*DIRECTIONS:*
Tally the lines in the data that follows that include the word "ylabel", and report nothing but the total.

(Saved data entries)
____________

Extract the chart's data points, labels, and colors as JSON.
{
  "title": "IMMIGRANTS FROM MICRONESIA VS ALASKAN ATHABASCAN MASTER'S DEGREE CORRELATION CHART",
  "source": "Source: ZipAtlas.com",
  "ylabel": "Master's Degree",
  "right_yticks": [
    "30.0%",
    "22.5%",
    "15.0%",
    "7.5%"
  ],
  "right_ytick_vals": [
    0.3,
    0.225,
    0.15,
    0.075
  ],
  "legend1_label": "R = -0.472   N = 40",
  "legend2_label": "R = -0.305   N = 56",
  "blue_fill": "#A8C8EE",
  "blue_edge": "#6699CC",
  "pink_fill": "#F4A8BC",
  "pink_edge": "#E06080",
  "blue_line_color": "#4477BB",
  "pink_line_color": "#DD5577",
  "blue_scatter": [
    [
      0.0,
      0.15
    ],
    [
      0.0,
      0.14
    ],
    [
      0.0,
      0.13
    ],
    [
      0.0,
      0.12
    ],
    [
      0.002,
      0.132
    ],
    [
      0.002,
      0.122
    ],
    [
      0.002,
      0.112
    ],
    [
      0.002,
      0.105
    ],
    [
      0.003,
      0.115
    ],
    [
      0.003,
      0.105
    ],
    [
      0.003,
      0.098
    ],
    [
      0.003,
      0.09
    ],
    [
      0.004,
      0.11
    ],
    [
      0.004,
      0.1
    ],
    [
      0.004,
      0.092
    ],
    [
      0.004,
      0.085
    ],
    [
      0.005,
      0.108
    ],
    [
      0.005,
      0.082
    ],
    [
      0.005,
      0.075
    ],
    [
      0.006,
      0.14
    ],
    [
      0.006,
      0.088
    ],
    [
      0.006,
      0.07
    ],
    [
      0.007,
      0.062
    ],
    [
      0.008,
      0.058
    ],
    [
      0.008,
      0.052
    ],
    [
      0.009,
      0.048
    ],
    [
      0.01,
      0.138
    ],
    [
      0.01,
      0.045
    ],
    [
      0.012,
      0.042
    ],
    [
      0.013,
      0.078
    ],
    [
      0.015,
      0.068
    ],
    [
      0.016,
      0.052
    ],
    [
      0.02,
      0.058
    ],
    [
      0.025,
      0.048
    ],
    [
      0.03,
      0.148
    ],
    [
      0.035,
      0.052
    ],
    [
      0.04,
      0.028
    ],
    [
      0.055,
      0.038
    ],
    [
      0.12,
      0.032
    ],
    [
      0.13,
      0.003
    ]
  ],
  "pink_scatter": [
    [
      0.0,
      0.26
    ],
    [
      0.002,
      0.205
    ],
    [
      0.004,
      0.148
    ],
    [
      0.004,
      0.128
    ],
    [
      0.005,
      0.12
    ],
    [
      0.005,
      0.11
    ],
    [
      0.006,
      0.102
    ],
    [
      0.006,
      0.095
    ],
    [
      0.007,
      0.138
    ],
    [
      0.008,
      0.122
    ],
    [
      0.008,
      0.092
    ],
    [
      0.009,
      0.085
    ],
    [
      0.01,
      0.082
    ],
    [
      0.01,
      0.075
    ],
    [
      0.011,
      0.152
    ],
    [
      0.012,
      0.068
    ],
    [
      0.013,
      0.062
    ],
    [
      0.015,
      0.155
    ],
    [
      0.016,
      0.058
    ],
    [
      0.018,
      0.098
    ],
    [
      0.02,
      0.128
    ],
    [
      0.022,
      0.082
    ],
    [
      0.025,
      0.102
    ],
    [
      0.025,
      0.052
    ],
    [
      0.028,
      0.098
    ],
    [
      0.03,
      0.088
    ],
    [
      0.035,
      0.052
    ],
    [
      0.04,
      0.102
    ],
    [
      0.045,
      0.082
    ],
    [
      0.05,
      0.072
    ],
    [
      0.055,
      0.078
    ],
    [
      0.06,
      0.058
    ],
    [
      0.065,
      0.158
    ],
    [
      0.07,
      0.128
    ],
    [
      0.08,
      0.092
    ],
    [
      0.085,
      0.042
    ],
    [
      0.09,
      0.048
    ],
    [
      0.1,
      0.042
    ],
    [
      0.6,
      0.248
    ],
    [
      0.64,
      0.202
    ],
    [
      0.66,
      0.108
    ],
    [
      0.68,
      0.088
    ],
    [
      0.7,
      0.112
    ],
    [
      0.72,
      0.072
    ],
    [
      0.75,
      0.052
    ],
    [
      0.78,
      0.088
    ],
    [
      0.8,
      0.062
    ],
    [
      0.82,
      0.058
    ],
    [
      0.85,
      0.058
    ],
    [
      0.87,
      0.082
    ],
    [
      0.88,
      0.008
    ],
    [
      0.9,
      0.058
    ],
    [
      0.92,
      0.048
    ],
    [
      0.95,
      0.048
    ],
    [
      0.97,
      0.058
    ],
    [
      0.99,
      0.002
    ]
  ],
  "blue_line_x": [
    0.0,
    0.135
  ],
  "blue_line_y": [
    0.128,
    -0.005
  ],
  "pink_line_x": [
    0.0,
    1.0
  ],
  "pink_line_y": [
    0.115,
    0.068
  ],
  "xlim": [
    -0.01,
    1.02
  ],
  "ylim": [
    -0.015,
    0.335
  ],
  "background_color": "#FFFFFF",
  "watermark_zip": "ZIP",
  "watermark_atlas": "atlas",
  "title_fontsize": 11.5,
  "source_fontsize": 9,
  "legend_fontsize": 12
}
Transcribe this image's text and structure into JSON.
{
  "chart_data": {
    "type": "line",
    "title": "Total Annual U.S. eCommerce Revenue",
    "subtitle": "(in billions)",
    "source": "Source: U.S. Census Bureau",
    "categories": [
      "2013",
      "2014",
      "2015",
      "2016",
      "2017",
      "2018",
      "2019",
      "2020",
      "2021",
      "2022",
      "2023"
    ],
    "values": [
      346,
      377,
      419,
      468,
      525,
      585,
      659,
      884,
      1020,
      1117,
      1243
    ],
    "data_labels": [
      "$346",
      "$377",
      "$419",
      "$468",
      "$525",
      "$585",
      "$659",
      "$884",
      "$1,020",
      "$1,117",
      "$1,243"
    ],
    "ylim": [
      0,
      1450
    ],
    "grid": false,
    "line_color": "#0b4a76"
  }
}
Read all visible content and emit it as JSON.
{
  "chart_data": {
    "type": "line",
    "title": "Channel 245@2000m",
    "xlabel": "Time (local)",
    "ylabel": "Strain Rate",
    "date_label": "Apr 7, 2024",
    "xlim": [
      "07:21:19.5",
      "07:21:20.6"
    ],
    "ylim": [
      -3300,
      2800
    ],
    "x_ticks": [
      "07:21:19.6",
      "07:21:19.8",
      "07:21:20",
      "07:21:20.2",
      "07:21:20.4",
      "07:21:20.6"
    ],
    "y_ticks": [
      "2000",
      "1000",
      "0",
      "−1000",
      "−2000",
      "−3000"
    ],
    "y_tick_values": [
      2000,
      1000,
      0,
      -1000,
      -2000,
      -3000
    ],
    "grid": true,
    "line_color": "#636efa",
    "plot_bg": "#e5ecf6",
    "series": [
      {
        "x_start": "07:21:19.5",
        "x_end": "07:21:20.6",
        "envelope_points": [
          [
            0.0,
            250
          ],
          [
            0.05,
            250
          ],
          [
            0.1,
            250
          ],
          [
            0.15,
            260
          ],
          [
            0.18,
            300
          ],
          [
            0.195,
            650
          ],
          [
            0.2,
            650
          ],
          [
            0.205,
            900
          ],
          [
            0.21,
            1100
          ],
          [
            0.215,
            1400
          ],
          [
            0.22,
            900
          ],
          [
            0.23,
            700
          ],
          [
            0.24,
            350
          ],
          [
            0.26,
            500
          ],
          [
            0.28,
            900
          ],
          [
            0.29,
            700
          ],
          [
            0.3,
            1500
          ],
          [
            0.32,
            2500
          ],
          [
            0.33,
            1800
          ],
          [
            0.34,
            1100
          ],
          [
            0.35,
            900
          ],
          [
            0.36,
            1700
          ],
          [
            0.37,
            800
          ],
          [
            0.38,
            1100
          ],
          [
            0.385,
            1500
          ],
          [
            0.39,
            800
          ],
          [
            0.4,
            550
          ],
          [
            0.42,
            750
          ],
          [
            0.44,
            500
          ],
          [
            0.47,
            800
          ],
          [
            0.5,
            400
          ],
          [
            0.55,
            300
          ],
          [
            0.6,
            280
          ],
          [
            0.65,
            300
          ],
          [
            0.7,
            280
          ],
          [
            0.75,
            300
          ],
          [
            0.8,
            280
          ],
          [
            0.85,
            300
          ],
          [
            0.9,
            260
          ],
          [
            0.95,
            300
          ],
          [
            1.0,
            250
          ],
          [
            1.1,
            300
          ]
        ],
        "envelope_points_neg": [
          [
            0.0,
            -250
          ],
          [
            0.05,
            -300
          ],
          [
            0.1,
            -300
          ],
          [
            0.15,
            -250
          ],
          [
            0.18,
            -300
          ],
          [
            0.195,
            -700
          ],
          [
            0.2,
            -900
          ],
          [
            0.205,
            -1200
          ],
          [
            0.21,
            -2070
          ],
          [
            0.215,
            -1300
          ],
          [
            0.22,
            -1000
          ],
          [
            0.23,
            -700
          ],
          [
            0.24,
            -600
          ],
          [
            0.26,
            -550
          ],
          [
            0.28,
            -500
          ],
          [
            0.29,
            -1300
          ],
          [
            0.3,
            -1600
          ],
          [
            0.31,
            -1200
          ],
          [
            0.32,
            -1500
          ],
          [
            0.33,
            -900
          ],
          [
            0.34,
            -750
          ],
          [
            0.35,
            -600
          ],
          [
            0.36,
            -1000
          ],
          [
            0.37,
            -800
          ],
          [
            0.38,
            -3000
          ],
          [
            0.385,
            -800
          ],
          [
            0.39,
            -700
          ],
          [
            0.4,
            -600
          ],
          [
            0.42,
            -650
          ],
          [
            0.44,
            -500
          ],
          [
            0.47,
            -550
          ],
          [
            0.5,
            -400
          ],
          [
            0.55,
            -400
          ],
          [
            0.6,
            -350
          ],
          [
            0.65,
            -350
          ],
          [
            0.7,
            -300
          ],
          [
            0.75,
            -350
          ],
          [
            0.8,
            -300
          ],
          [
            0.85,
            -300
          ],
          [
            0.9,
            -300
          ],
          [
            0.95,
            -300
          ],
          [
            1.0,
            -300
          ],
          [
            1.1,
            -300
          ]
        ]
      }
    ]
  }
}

____________

*EXERCISE ANSWER:*
2